◆ **SHORT PROBLEM**
Pull out every line below that holds the word "unidades".
+++ PROVIDED INFORMATION
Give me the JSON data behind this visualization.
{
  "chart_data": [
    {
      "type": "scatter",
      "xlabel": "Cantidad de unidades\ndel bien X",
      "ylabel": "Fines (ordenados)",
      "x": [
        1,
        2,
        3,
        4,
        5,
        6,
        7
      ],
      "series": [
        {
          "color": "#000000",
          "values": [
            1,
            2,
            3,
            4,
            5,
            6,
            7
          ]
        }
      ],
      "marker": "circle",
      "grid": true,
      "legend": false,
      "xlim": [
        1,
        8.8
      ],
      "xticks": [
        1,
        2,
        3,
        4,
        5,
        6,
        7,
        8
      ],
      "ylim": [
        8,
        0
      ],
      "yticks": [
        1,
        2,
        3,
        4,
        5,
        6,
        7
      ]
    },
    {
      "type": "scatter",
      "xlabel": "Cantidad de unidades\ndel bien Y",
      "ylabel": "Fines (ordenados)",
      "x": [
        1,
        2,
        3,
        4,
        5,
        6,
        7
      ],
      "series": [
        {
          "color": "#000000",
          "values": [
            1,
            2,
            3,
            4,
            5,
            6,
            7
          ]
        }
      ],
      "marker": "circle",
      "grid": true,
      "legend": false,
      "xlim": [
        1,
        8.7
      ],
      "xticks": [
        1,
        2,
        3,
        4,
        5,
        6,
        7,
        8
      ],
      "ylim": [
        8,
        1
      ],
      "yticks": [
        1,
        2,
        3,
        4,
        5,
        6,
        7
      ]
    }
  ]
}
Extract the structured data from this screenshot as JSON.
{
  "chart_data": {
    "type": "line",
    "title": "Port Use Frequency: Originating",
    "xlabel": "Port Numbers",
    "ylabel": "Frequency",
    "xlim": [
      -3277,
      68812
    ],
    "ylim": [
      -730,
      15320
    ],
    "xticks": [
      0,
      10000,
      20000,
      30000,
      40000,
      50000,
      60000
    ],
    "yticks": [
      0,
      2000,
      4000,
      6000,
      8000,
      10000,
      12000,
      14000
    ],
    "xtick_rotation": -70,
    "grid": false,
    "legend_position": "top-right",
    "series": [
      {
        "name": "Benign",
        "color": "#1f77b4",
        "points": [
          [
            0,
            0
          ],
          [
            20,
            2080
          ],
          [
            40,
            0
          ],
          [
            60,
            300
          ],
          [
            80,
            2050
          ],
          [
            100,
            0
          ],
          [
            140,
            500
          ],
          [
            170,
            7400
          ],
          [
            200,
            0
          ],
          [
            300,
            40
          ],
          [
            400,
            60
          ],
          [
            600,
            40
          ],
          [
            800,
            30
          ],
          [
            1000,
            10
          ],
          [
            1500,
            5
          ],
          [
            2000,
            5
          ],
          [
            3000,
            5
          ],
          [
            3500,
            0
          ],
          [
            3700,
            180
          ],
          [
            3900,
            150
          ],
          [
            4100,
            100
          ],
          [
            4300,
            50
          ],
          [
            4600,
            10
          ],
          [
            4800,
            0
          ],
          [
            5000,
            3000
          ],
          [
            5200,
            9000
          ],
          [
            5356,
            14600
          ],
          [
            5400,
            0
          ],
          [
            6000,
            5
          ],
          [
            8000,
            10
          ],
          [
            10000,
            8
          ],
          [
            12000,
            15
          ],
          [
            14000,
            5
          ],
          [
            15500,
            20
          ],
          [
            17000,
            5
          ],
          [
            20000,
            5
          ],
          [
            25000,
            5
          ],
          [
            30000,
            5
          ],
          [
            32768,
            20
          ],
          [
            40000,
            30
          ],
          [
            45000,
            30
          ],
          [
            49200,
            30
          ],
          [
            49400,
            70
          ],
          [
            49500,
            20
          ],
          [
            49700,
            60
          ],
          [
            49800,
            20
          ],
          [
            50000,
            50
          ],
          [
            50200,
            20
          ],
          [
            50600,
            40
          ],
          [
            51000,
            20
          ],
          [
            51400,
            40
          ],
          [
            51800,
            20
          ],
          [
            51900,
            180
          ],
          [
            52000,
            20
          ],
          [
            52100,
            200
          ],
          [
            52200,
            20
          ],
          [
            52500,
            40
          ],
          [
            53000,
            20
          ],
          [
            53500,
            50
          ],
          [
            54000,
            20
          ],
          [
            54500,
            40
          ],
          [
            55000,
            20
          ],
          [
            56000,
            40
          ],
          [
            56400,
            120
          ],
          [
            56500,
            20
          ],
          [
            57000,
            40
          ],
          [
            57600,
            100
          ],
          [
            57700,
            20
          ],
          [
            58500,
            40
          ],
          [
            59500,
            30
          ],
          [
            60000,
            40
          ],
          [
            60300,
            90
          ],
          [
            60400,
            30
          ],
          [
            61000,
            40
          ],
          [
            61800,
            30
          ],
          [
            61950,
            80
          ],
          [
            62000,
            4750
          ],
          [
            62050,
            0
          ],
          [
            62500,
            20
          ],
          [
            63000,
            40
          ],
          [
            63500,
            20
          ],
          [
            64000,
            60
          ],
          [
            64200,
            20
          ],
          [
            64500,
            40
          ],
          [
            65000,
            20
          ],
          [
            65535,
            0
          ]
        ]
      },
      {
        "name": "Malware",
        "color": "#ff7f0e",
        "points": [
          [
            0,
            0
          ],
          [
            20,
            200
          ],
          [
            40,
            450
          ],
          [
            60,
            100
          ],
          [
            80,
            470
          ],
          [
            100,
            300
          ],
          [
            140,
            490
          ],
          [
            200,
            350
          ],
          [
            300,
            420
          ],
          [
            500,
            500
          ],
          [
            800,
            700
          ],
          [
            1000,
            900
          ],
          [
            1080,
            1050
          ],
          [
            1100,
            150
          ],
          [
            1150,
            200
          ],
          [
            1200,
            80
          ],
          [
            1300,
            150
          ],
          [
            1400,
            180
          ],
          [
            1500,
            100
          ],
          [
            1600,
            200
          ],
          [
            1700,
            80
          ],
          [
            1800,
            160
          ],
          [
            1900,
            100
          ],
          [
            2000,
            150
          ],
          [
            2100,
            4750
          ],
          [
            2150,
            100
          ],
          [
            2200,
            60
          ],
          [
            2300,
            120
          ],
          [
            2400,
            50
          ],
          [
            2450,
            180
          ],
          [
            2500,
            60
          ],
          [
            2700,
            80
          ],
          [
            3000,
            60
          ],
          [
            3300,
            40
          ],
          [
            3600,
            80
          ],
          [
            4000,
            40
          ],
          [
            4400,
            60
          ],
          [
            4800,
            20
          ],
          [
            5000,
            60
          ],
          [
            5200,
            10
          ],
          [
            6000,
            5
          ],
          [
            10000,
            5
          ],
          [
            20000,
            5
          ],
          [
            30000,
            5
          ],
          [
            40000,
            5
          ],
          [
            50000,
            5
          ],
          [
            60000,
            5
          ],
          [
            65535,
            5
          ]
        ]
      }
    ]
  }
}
++++++
◆ **THE REPLY**
      "xlabel": "Cantidad de unidades\ndel bien X",
      "xlabel": "Cantidad de unidades\ndel bien Y",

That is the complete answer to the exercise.